-- Stored records --
(begin)
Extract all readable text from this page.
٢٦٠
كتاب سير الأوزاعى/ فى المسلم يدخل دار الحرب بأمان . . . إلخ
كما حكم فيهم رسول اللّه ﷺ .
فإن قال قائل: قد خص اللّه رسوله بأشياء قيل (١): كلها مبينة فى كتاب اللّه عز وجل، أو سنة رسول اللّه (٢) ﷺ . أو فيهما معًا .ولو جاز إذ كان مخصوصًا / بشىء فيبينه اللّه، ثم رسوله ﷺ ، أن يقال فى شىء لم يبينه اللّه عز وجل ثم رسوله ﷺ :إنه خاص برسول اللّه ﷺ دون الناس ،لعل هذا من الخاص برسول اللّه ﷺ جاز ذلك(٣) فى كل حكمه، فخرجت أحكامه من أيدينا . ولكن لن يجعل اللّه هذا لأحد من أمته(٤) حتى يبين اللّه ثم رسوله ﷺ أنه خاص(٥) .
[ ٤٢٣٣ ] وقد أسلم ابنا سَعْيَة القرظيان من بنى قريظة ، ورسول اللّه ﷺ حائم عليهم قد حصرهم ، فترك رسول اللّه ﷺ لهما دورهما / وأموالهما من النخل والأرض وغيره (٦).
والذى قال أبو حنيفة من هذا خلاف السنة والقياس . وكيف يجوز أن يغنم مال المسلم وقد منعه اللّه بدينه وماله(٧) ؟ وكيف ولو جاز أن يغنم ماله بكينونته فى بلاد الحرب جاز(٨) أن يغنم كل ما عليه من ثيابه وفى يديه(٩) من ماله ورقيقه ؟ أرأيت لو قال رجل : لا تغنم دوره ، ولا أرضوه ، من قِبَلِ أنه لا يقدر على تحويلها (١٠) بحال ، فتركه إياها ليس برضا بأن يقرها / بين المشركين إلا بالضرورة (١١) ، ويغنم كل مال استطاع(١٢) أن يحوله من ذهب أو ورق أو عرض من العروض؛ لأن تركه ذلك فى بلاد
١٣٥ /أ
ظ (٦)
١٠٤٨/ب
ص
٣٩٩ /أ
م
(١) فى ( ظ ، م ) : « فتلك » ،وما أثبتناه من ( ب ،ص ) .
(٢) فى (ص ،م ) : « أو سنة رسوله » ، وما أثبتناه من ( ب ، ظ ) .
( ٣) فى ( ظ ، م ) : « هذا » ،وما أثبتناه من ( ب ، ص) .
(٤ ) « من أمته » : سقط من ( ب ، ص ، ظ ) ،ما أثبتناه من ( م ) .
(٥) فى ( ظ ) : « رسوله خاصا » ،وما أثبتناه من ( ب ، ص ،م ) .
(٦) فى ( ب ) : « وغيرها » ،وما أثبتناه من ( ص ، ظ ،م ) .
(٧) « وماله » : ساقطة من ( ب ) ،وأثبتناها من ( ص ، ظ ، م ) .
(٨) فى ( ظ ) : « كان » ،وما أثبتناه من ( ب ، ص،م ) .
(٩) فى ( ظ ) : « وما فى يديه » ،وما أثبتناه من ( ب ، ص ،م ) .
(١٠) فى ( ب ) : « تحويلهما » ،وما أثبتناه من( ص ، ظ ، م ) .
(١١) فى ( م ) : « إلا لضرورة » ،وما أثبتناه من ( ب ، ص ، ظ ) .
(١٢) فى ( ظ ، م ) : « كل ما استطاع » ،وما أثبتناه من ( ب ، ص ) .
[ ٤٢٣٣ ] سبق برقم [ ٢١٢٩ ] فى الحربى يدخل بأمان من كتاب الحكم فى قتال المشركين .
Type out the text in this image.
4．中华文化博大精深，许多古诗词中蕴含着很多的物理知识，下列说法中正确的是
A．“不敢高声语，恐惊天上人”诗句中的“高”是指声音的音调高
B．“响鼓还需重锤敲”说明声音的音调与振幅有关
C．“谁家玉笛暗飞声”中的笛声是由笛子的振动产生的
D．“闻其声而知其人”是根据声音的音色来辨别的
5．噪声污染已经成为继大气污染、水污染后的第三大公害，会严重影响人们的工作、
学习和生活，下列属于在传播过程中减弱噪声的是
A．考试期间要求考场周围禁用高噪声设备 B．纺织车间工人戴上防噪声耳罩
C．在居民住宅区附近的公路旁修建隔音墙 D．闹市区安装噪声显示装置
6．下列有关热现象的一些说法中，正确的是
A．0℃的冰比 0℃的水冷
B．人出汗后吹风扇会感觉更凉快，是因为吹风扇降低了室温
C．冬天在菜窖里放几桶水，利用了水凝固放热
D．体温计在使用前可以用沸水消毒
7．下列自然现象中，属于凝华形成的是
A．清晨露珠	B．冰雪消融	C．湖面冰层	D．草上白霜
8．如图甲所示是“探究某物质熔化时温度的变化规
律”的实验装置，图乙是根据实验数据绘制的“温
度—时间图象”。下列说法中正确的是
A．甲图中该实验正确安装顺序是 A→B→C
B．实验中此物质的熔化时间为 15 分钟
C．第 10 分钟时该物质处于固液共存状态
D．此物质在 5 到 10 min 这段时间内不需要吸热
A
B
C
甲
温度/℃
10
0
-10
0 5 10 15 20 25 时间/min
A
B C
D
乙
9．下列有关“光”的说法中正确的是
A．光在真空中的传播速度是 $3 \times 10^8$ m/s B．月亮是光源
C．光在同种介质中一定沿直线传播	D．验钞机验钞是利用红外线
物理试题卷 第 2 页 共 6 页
(end)
Please set down the whole listing above without altering a single line.

Extract all readable text from this page.
٢٦٠
كتاب سير الأوزاعى/ فى المسلم يدخل دار الحرب بأمان . . . إلخ
كما حكم فيهم رسول اللّه ﷺ .
فإن قال قائل: قد خص اللّه رسوله بأشياء قيل (١): كلها مبينة فى كتاب اللّه عز وجل، أو سنة رسول اللّه (٢) ﷺ . أو فيهما معًا .ولو جاز إذ كان مخصوصًا / بشىء فيبينه اللّه، ثم رسوله ﷺ ، أن يقال فى شىء لم يبينه اللّه عز وجل ثم رسوله ﷺ :إنه خاص برسول اللّه ﷺ دون الناس ،لعل هذا من الخاص برسول اللّه ﷺ جاز ذلك(٣) فى كل حكمه، فخرجت أحكامه من أيدينا . ولكن لن يجعل اللّه هذا لأحد من أمته(٤) حتى يبين اللّه ثم رسوله ﷺ أنه خاص(٥) .
[ ٤٢٣٣ ] وقد أسلم ابنا سَعْيَة القرظيان من بنى قريظة ، ورسول اللّه ﷺ حائم عليهم قد حصرهم ، فترك رسول اللّه ﷺ لهما دورهما / وأموالهما من النخل والأرض وغيره (٦).
والذى قال أبو حنيفة من هذا خلاف السنة والقياس . وكيف يجوز أن يغنم مال المسلم وقد منعه اللّه بدينه وماله(٧) ؟ وكيف ولو جاز أن يغنم ماله بكينونته فى بلاد الحرب جاز(٨) أن يغنم كل ما عليه من ثيابه وفى يديه(٩) من ماله ورقيقه ؟ أرأيت لو قال رجل : لا تغنم دوره ، ولا أرضوه ، من قِبَلِ أنه لا يقدر على تحويلها (١٠) بحال ، فتركه إياها ليس برضا بأن يقرها / بين المشركين إلا بالضرورة (١١) ، ويغنم كل مال استطاع(١٢) أن يحوله من ذهب أو ورق أو عرض من العروض؛ لأن تركه ذلك فى بلاد
١٣٥ /أ
ظ (٦)
١٠٤٨/ب
ص
٣٩٩ /أ
م
(١) فى ( ظ ، م ) : « فتلك » ،وما أثبتناه من ( ب ،ص ) .
(٢) فى (ص ،م ) : « أو سنة رسوله » ، وما أثبتناه من ( ب ، ظ ) .
( ٣) فى ( ظ ، م ) : « هذا » ،وما أثبتناه من ( ب ، ص) .
(٤ ) « من أمته » : سقط من ( ب ، ص ، ظ ) ،ما أثبتناه من ( م ) .
(٥) فى ( ظ ) : « رسوله خاصا » ،وما أثبتناه من ( ب ، ص ،م ) .
(٦) فى ( ب ) : « وغيرها » ،وما أثبتناه من ( ص ، ظ ،م ) .
(٧) « وماله » : ساقطة من ( ب ) ،وأثبتناها من ( ص ، ظ ، م ) .
(٨) فى ( ظ ) : « كان » ،وما أثبتناه من ( ب ، ص،م ) .
(٩) فى ( ظ ) : « وما فى يديه » ،وما أثبتناه من ( ب ، ص ،م ) .
(١٠) فى ( ب ) : « تحويلهما » ،وما أثبتناه من( ص ، ظ ، م ) .
(١١) فى ( م ) : « إلا لضرورة » ،وما أثبتناه من ( ب ، ص ، ظ ) .
(١٢) فى ( ظ ، م ) : « كل ما استطاع » ،وما أثبتناه من ( ب ، ص ) .
[ ٤٢٣٣ ] سبق برقم [ ٢١٢٩ ] فى الحربى يدخل بأمان من كتاب الحكم فى قتال المشركين .
Type out the text in this image.
4．中华文化博大精深，许多古诗词中蕴含着很多的物理知识，下列说法中正确的是
A．“不敢高声语，恐惊天上人”诗句中的“高”是指声音的音调高
B．“响鼓还需重锤敲”说明声音的音调与振幅有关
C．“谁家玉笛暗飞声”中的笛声是由笛子的振动产生的
D．“闻其声而知其人”是根据声音的音色来辨别的
5．噪声污染已经成为继大气污染、水污染后的第三大公害，会严重影响人们的工作、
学习和生活，下列属于在传播过程中减弱噪声的是
A．考试期间要求考场周围禁用高噪声设备 B．纺织车间工人戴上防噪声耳罩
C．在居民住宅区附近的公路旁修建隔音墙 D．闹市区安装噪声显示装置
6．下列有关热现象的一些说法中，正确的是
A．0℃的冰比 0℃的水冷
B．人出汗后吹风扇会感觉更凉快，是因为吹风扇降低了室温
C．冬天在菜窖里放几桶水，利用了水凝固放热
D．体温计在使用前可以用沸水消毒
7．下列自然现象中，属于凝华形成的是
A．清晨露珠	B．冰雪消融	C．湖面冰层	D．草上白霜
8．如图甲所示是“探究某物质熔化时温度的变化规
律”的实验装置，图乙是根据实验数据绘制的“温
度—时间图象”。下列说法中正确的是
A．甲图中该实验正确安装顺序是 A→B→C
B．实验中此物质的熔化时间为 15 分钟
C．第 10 分钟时该物质处于固液共存状态
D．此物质在 5 到 10 min 这段时间内不需要吸热
A
B
C
甲
温度/℃
10
0
-10
0 5 10 15 20 25 时间/min
A
B C
D
乙
9．下列有关“光”的说法中正确的是
A．光在真空中的传播速度是 $3 \times 10^8$ m/s B．月亮是光源
C．光在同种介质中一定沿直线传播	D．验钞机验钞是利用红外线
物理试题卷 第 2 页 共 6 页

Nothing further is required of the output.